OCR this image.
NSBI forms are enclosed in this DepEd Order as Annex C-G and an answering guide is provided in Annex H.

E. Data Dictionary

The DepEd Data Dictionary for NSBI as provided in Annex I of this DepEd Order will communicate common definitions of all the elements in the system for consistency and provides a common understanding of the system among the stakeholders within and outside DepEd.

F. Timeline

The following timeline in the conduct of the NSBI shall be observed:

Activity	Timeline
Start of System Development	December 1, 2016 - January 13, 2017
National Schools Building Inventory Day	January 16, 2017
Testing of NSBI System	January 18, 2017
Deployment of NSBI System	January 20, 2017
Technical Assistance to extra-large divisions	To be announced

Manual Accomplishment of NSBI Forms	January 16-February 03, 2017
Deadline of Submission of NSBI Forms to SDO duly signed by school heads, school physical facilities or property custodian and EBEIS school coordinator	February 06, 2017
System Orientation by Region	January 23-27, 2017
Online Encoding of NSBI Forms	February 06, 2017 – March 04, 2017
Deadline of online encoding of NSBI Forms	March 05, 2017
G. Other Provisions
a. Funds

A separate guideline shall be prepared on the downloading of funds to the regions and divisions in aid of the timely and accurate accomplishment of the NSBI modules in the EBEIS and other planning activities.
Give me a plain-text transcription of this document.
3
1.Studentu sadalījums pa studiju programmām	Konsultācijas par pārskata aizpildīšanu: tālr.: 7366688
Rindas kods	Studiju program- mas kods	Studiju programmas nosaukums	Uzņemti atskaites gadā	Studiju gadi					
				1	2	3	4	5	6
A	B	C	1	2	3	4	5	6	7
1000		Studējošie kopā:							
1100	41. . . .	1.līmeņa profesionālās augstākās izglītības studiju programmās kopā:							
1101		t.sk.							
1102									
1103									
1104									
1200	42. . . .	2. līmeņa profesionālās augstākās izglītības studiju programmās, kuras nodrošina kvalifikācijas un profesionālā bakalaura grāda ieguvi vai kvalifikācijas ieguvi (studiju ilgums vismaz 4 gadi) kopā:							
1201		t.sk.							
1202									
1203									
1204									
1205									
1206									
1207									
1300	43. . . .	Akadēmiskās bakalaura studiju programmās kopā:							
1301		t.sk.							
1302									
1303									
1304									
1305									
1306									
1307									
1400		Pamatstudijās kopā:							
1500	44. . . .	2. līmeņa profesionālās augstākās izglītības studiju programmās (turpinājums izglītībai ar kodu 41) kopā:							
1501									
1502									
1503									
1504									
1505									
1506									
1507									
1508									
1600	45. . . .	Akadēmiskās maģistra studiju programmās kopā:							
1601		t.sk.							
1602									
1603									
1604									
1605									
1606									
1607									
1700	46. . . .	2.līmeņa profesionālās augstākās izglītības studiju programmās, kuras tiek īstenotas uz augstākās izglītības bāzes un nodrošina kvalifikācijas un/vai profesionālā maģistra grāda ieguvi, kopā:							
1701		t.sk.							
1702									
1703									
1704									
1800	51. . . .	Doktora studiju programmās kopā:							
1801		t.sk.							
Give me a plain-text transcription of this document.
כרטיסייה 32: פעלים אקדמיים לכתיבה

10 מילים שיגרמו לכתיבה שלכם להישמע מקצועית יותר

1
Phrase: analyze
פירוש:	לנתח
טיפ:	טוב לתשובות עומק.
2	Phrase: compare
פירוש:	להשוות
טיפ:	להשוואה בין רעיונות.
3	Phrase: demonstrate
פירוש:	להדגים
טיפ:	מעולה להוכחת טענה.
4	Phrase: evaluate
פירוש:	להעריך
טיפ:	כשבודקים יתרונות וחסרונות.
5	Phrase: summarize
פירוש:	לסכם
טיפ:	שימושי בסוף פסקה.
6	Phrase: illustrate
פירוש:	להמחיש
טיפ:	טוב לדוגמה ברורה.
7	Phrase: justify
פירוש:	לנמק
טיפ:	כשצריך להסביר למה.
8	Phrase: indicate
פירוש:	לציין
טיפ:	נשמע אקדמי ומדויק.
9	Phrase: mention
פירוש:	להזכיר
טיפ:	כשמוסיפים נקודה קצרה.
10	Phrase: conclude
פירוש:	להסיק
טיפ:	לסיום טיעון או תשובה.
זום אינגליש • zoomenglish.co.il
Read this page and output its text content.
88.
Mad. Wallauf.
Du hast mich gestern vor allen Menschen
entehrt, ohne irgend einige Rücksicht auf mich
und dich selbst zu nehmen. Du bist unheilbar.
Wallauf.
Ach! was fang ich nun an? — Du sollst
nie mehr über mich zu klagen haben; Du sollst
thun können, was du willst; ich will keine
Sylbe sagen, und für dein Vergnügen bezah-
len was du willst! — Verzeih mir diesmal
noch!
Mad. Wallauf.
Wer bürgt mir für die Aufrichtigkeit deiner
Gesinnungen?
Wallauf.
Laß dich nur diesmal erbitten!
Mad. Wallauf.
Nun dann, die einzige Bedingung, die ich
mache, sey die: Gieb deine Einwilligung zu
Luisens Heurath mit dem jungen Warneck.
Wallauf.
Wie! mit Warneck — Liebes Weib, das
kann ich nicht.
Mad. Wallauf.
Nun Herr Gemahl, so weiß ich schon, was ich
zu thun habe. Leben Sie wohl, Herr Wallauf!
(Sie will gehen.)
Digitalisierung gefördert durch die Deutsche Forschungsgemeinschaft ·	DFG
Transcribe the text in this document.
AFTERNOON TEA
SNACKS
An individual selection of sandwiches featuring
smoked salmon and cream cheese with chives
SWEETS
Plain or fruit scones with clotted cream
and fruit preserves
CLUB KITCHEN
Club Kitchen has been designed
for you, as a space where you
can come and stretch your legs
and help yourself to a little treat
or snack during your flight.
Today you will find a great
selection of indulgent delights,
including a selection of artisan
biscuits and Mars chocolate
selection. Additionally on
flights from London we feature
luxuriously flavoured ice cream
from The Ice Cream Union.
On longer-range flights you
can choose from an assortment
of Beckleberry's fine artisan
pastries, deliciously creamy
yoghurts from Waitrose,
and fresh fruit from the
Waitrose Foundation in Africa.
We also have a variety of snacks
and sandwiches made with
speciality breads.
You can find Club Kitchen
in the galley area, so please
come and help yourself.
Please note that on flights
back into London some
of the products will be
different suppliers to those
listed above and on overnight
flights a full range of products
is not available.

- **Stated problem**:
Pick out each line that holds the string "yourself".

- **Expected output**:
and help yourself to a little treat
come and help yourself.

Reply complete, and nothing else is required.